Extract the complete listing and repeat it word for word.

[Dataset entries]
╭──

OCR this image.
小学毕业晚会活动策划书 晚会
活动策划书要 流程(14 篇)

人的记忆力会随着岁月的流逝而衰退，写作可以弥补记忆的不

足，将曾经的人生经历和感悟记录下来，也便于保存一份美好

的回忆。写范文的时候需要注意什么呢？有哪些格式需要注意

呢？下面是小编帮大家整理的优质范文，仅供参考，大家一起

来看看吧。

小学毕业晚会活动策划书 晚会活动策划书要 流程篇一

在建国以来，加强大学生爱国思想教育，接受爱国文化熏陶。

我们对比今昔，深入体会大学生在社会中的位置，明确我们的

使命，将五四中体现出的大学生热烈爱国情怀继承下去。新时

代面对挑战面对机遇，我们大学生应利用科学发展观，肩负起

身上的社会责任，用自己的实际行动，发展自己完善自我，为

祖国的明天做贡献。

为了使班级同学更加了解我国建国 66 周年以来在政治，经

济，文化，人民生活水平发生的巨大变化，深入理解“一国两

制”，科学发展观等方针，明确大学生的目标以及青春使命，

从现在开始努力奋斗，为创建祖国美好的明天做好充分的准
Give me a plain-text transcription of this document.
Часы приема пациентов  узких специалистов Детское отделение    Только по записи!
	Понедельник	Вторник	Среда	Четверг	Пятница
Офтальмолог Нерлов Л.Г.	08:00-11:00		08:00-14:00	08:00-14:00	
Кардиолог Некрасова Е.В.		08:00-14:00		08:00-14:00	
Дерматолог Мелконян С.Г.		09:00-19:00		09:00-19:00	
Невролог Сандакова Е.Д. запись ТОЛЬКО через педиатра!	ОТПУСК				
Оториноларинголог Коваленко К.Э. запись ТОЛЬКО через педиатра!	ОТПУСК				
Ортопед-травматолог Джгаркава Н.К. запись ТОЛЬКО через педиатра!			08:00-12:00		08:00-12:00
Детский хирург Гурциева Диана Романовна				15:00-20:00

╰──

EXPECTED ANSWER>
OCR this image.
小学毕业晚会活动策划书 晚会
活动策划书要 流程(14 篇)

人的记忆力会随着岁月的流逝而衰退，写作可以弥补记忆的不

足，将曾经的人生经历和感悟记录下来，也便于保存一份美好

的回忆。写范文的时候需要注意什么呢？有哪些格式需要注意

呢？下面是小编帮大家整理的优质范文，仅供参考，大家一起

来看看吧。

小学毕业晚会活动策划书 晚会活动策划书要 流程篇一

在建国以来，加强大学生爱国思想教育，接受爱国文化熏陶。

我们对比今昔，深入体会大学生在社会中的位置，明确我们的

使命，将五四中体现出的大学生热烈爱国情怀继承下去。新时

代面对挑战面对机遇，我们大学生应利用科学发展观，肩负起

身上的社会责任，用自己的实际行动，发展自己完善自我，为

祖国的明天做贡献。

为了使班级同学更加了解我国建国 66 周年以来在政治，经

济，文化，人民生活水平发生的巨大变化，深入理解“一国两

制”，科学发展观等方针，明确大学生的目标以及青春使命，

从现在开始努力奋斗，为创建祖国美好的明天做好充分的准
Give me a plain-text transcription of this document.
Часы приема пациентов  узких специалистов Детское отделение    Только по записи!
	Понедельник	Вторник	Среда	Четверг	Пятница
Офтальмолог Нерлов Л.Г.	08:00-11:00		08:00-14:00	08:00-14:00	
Кардиолог Некрасова Е.В.		08:00-14:00		08:00-14:00	
Дерматолог Мелконян С.Г.		09:00-19:00		09:00-19:00	
Невролог Сандакова Е.Д. запись ТОЛЬКО через педиатра!	ОТПУСК				
Оториноларинголог Коваленко К.Э. запись ТОЛЬКО через педиатра!	ОТПУСК				
Ортопед-травматолог Джгаркава Н.К. запись ТОЛЬКО через педиатра!			08:00-12:00		08:00-12:00
Детский хирург Гурциева Диана Романовна				15:00-20:00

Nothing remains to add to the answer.